### WRITTEN INSTRUCTION 1
In the forum post about King Shepherds as search and rescue dogs, write out the part that opens with the words containing "I did a search" and closes with "moderate mountainous terrain?", substituting "endurance" for "stamina".
### WRITTEN INSTRUCTION 2
Which qualities does the forum post about King Shepherds as search and rescue dogs name as needed for a working career?
### WRITTEN INSTRUCTION 3
According to the forum post about King Shepherds as search and rescue dogs, what maximum weight does the trainee say her puppy will reach?

# King Shepherd Working/ SAR Dog



## Guest (Apr 18, 2010)

I did a search and only came up with one thread about this breed and it didn't really address this. I was wondering if any of you have had any more recent experience with this breed and consider it to generally have the kind of drive, stamina and physical ability needed for a working career. Additionally, with a short life expectancy of 10 years that would equate to quite a short operational time span after training is all said and done. 

More specifically, do you think this breed has what it takes to do wilderness search and rescue in hot humid summers on relatively moderate mountainous terrain? 

Reason I am asking is because a newer sar team trainee just got a female King Shepherd puppy that she says will max out at 100-140 lbs. That is a lot of mass to be hauling around not to mention what this small handler will do if the dog is injured. She asked for puppy foundation advice which was the first I really heard of this new pup and I was more than happy to provide this. However, I am kind of baffled. Am I nuts or is this not such a great choice for a first sar dog? The parents are supposedly high drive and the breeder shows dogs and has produced service and SChh dogs. I am actually kind of PO'd at this team for the lack of leadership and this just ices the cake. Personally I don't care what breed someone chooses as long as it is reasonable to expect it to be able to perform its duties. An educated decision based on some experienced guidance is all I hope for. Unless I am totally off base, which is entirely possible, I feel like neither of these are the case. I feel especially bad that this new trainee was either led to believe this was a good choice or was not shown any leadership whatsoever and she is now stuck with a dog that is going to hold her back. Seems like such a waste. I would have suggested a Lab.

Element position data:
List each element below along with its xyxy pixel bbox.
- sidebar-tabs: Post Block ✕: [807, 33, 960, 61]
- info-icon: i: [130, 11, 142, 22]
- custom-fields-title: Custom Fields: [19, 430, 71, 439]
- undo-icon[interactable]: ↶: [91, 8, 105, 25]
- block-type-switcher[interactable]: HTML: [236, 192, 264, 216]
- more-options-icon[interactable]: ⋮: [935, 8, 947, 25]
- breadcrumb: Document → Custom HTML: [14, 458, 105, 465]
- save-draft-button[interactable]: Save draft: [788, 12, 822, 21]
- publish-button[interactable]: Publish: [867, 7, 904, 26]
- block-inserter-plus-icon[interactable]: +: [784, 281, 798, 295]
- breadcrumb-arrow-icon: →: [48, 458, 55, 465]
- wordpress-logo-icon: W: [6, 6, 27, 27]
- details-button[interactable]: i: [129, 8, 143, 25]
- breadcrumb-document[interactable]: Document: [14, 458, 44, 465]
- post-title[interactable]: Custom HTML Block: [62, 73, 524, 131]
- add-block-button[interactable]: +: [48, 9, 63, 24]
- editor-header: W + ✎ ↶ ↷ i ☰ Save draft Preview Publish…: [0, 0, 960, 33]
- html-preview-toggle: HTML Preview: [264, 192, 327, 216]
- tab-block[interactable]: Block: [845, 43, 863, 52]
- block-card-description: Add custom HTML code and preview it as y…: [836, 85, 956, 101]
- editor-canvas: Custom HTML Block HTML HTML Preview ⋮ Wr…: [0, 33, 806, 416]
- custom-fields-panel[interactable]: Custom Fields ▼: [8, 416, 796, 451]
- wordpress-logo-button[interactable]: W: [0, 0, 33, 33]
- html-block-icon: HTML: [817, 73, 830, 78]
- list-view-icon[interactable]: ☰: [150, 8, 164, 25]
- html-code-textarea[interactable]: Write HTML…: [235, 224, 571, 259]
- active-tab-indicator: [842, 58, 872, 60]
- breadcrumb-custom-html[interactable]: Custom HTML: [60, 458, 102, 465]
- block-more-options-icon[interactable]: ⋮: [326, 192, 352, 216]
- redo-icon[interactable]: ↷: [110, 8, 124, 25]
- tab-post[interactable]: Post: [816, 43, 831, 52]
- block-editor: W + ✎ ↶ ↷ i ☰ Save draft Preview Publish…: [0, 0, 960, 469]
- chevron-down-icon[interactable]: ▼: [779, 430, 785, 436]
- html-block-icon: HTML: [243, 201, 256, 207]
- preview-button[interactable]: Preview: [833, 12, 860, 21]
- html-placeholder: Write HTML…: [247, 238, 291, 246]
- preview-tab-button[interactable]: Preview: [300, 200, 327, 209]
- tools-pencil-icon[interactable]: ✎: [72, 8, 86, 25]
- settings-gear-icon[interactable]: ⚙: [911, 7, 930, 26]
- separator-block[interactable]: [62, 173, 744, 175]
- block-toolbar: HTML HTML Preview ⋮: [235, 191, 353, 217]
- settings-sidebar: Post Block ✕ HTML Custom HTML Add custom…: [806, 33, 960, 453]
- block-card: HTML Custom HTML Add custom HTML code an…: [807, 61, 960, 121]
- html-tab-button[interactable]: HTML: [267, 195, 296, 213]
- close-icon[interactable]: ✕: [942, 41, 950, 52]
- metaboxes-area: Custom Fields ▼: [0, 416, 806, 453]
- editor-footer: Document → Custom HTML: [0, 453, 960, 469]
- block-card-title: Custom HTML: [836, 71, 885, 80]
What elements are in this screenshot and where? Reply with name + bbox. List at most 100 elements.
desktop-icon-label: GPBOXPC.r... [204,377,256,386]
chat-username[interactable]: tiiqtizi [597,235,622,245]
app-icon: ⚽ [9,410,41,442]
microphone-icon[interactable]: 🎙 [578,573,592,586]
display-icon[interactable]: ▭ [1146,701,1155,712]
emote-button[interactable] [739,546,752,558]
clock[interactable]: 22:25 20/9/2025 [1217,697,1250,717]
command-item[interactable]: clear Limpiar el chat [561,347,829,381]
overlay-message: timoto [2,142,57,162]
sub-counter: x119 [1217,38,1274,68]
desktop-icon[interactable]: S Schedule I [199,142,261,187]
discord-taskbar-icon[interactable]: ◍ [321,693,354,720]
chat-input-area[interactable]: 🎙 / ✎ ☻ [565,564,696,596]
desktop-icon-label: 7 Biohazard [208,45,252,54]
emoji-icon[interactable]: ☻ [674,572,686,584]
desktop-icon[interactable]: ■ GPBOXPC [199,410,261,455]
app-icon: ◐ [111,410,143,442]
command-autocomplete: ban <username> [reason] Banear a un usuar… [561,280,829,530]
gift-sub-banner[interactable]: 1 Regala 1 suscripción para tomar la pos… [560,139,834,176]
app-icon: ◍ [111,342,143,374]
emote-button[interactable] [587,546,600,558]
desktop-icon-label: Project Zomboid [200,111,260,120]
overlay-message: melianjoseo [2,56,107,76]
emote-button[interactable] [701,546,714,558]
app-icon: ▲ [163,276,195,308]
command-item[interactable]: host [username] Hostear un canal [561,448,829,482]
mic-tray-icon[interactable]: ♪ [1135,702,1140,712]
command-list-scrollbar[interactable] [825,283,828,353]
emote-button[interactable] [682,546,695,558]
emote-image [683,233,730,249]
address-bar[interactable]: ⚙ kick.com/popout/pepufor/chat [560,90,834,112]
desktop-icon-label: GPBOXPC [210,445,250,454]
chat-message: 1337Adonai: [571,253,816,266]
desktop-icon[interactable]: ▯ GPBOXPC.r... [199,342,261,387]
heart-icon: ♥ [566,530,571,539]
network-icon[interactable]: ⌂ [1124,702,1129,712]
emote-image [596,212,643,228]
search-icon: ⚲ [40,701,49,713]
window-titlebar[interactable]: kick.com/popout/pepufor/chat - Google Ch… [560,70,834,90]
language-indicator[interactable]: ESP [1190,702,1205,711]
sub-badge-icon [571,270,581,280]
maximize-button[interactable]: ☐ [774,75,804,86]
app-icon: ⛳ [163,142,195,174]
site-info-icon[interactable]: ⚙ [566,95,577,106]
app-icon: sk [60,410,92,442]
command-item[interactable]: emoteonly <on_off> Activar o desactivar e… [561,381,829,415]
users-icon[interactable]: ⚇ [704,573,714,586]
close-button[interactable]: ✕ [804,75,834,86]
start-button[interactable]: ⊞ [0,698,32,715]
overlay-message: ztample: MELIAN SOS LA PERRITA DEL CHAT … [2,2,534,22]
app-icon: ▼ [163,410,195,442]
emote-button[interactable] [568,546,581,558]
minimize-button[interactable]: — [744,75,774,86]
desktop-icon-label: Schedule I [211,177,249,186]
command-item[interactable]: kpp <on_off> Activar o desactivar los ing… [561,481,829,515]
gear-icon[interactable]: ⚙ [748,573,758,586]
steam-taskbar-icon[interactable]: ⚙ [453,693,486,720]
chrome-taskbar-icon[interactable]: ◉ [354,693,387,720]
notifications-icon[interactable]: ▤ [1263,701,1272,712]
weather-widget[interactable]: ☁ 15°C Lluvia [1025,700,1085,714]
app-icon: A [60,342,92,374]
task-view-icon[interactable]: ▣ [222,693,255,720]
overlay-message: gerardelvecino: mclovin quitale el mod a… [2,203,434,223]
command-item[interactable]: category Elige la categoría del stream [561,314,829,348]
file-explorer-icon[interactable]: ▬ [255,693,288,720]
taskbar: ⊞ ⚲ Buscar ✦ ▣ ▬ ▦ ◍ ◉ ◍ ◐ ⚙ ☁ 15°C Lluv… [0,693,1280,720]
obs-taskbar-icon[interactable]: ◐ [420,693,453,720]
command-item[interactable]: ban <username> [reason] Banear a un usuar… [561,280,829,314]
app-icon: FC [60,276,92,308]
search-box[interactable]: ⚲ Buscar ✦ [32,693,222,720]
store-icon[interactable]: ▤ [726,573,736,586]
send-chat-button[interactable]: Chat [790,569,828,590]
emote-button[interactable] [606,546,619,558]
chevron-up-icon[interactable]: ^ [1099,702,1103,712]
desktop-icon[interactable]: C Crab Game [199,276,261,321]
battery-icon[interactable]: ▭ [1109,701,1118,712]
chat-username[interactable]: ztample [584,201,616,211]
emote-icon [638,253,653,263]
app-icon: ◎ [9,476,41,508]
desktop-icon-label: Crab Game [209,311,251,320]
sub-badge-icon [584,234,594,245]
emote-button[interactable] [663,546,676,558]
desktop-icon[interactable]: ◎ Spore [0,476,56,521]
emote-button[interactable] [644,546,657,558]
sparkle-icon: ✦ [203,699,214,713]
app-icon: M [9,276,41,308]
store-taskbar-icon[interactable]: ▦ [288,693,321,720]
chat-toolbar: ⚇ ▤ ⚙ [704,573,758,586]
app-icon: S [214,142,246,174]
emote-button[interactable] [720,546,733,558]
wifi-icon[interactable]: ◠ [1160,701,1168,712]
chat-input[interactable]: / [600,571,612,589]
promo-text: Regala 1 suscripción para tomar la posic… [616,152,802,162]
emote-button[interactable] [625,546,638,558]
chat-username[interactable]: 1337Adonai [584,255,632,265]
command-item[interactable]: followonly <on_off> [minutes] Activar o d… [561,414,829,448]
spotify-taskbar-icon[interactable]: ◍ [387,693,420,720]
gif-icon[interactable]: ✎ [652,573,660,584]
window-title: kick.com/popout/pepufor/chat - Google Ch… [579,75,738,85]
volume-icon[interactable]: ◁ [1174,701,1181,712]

### PROBLEM SOLUTION 1
I did a search and only came up with one thread about this breed and it didn't really address this. I was wondering if any of you have had any more recent experience with this breed and consider it to generally have the kind of drive, endurance and physical ability needed for a working career. Additionally, with a short life expectancy of 10 years that would equate to quite a short operational time span after training is all said and done. 

More specifically, do you think this breed has what it takes to do wilderness search and rescue in hot humid summers on relatively moderate mountainous terrain?

### PROBLEM SOLUTION 2
Drive, stamina and physical ability

### PROBLEM SOLUTION 3
100-140 lbs